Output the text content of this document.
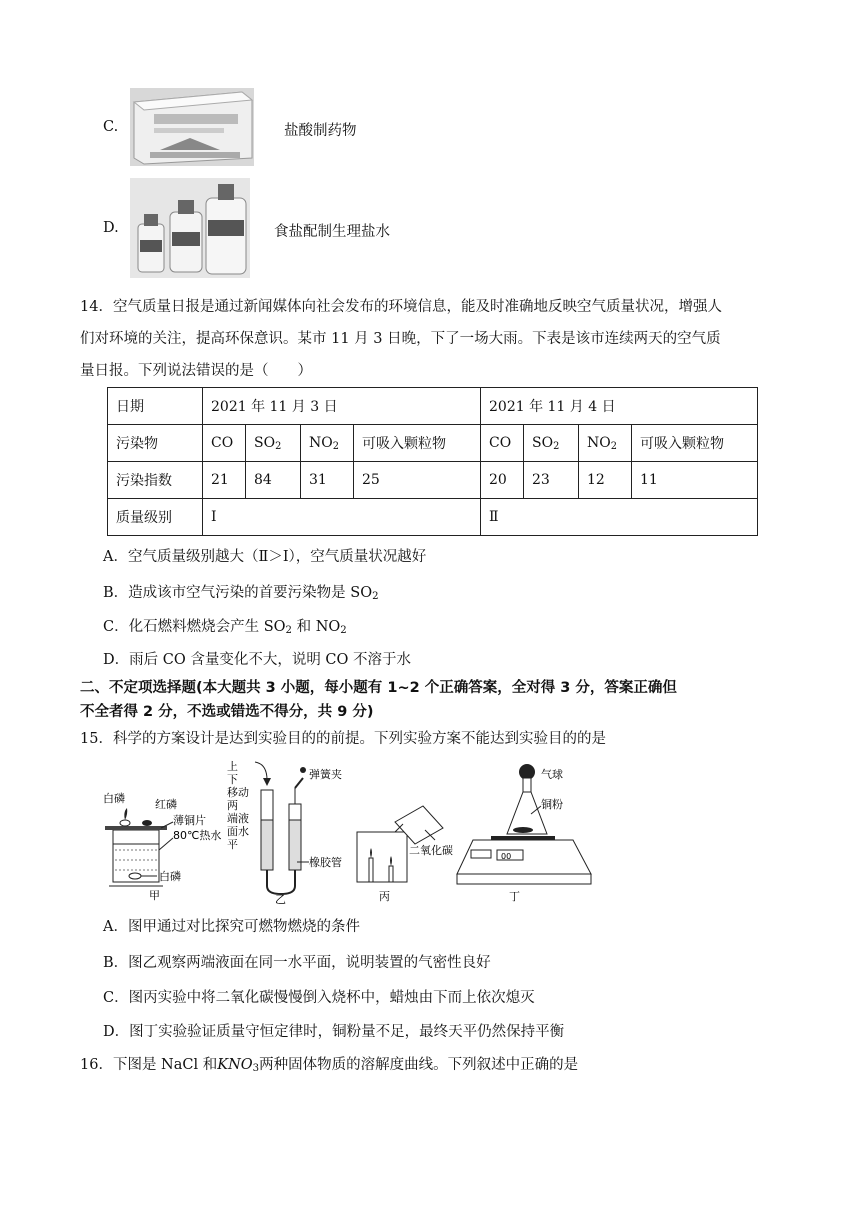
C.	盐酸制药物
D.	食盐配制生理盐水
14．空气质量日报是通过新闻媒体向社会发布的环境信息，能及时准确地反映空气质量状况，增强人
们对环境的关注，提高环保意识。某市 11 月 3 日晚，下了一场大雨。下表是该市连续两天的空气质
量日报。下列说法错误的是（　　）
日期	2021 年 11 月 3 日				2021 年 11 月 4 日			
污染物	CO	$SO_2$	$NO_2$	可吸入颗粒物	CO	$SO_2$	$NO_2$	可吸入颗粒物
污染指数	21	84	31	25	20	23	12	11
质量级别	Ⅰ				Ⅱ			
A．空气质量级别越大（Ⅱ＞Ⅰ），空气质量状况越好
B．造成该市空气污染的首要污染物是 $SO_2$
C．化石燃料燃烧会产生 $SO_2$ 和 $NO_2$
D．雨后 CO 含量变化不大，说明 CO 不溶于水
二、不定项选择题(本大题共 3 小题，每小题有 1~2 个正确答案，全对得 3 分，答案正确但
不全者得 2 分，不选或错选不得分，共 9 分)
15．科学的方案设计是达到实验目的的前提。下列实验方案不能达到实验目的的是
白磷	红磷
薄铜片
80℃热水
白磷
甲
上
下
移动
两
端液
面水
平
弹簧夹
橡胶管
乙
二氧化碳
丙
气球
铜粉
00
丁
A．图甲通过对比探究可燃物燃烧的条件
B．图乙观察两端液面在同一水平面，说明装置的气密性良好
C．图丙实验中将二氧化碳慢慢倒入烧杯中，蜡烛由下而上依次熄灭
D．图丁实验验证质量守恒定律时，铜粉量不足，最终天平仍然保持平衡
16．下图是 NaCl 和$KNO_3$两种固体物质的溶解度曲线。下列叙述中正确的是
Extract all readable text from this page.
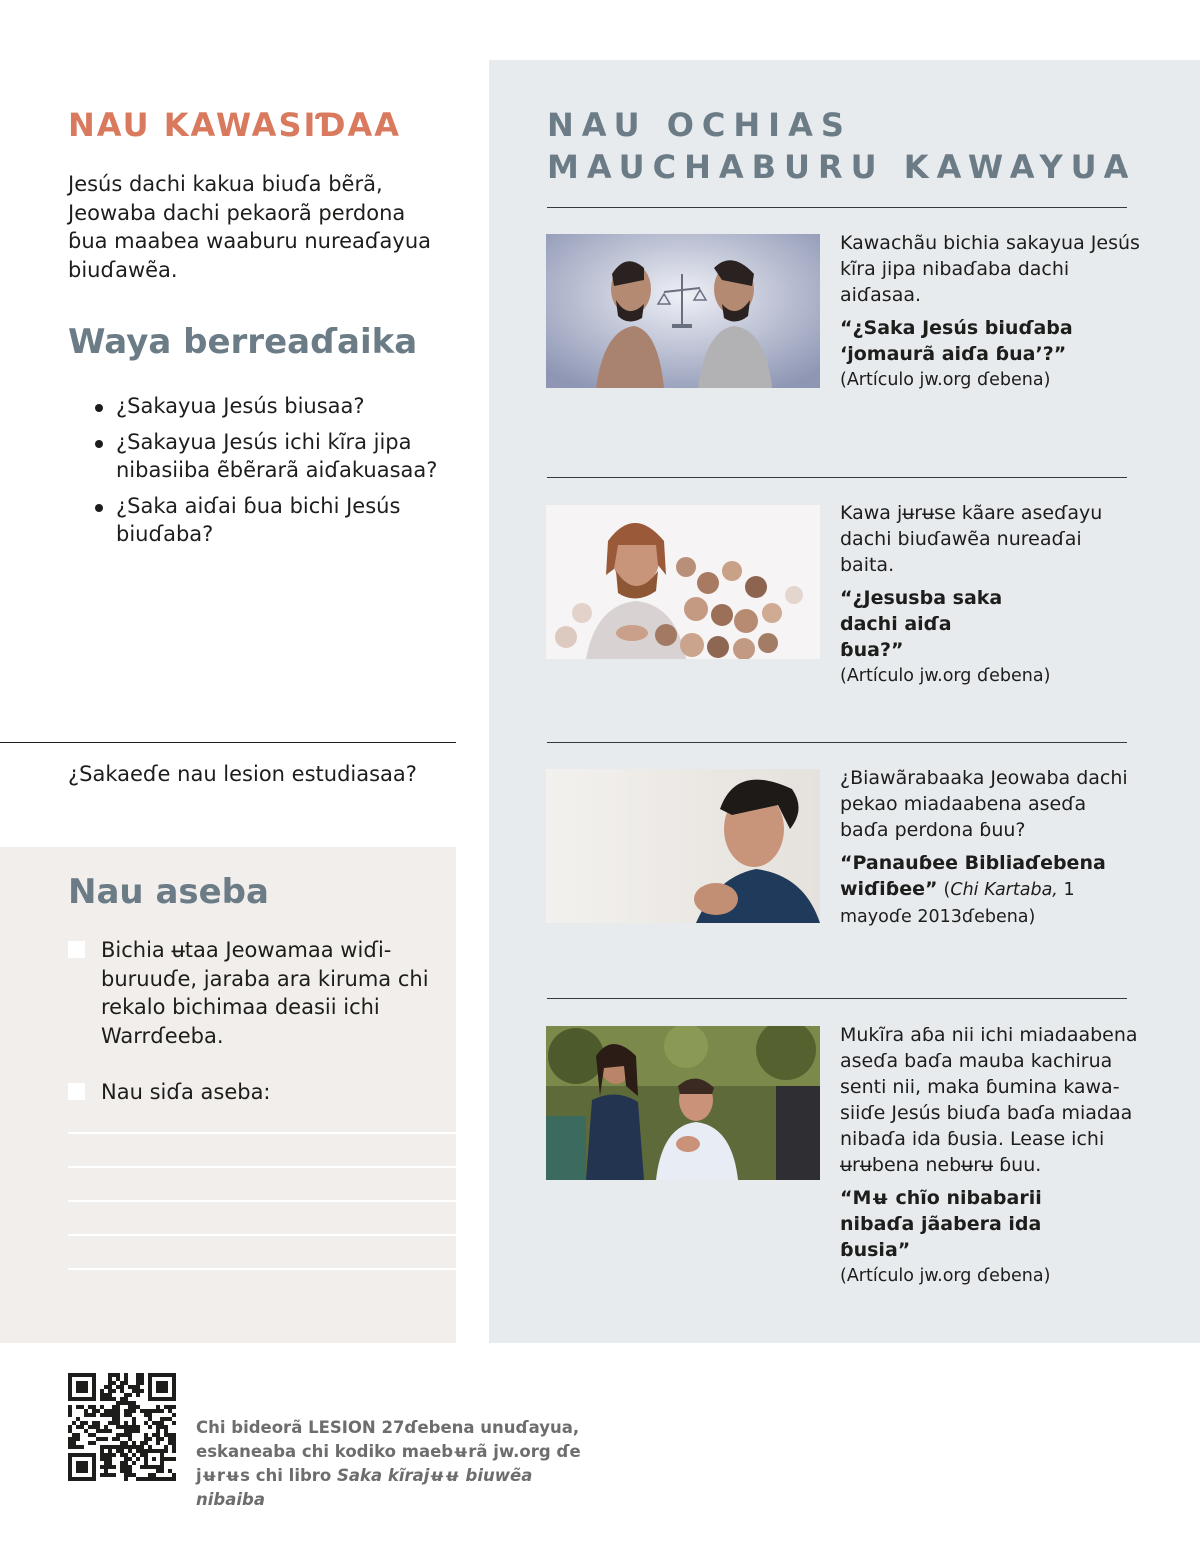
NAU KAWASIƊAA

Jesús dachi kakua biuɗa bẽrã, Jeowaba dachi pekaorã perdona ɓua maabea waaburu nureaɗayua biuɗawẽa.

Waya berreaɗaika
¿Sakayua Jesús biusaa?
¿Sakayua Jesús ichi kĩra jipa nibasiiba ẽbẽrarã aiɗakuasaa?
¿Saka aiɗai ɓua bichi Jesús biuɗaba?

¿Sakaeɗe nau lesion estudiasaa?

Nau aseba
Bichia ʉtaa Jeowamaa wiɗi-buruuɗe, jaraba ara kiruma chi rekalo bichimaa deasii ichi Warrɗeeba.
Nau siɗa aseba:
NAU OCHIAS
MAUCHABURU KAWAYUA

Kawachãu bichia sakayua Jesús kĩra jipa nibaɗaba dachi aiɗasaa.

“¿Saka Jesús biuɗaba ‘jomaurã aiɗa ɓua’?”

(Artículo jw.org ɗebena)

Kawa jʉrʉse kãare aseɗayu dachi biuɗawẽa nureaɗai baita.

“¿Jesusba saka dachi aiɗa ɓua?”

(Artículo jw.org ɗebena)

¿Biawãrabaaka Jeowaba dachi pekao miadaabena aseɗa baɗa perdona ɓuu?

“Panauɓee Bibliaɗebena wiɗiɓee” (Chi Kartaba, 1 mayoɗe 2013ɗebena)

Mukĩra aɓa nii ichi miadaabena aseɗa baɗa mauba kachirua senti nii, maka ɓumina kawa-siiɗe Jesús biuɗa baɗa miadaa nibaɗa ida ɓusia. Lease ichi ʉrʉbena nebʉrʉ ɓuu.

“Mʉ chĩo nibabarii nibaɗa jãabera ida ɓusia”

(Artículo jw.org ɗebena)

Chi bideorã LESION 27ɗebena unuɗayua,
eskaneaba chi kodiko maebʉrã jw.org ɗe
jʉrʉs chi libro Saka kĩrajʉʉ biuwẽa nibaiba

----------------------------------------

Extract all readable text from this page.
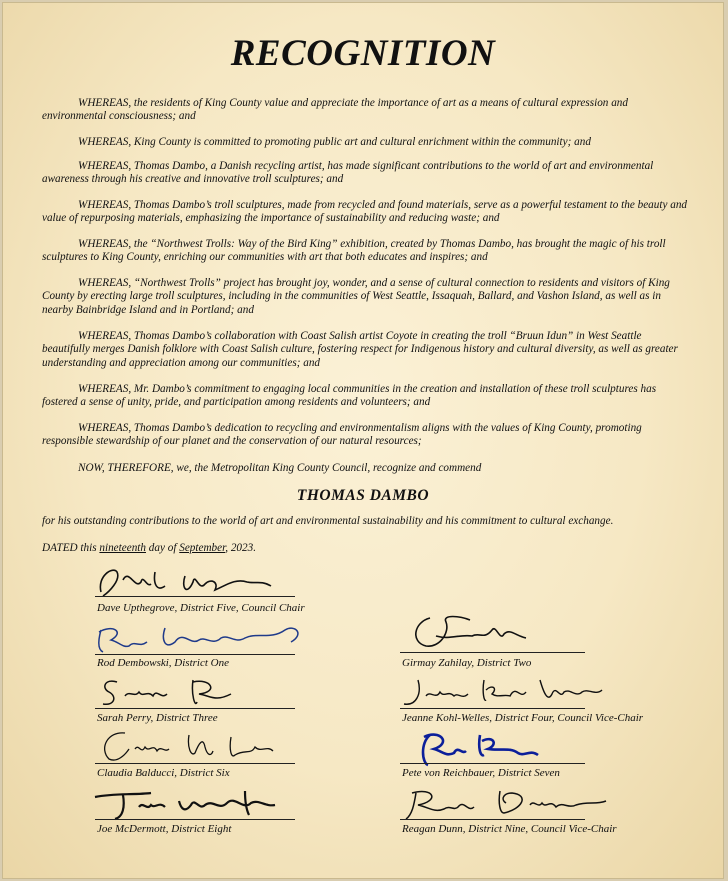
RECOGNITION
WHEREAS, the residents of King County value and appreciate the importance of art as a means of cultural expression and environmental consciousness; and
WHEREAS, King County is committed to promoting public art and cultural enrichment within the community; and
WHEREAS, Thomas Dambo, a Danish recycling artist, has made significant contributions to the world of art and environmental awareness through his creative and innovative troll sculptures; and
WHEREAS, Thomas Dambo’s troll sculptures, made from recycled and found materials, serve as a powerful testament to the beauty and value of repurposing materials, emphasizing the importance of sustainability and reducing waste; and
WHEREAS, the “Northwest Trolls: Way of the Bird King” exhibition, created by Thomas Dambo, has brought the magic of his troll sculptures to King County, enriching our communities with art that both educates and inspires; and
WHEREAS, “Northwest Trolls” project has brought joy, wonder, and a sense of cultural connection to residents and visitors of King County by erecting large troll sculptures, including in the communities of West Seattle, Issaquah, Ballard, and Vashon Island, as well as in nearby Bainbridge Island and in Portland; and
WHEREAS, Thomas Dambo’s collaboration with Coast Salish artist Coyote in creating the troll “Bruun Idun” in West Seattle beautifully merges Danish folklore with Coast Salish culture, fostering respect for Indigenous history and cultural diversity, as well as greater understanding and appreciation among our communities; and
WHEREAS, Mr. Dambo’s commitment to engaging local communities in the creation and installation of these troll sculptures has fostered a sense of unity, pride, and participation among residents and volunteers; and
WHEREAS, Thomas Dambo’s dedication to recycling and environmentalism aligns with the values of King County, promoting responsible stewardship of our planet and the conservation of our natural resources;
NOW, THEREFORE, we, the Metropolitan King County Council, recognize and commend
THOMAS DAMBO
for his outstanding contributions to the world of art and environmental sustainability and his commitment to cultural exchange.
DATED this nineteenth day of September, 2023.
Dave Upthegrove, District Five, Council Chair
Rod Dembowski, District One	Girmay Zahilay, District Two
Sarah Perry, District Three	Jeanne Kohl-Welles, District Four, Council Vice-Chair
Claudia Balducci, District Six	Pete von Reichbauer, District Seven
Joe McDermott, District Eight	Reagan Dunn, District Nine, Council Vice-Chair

----------------------------------------

Read through the entries and copy each line in which "sustainability" appears.

WHEREAS, Thomas Dambo’s troll sculptures, made from recycled and found materials, serve as a powerful testament to the beauty and value of repurposing materials, emphasizing the importance of sustainability and reducing waste; and
for his outstanding contributions to the world of art and environmental sustainability and his commitment to cultural exchange.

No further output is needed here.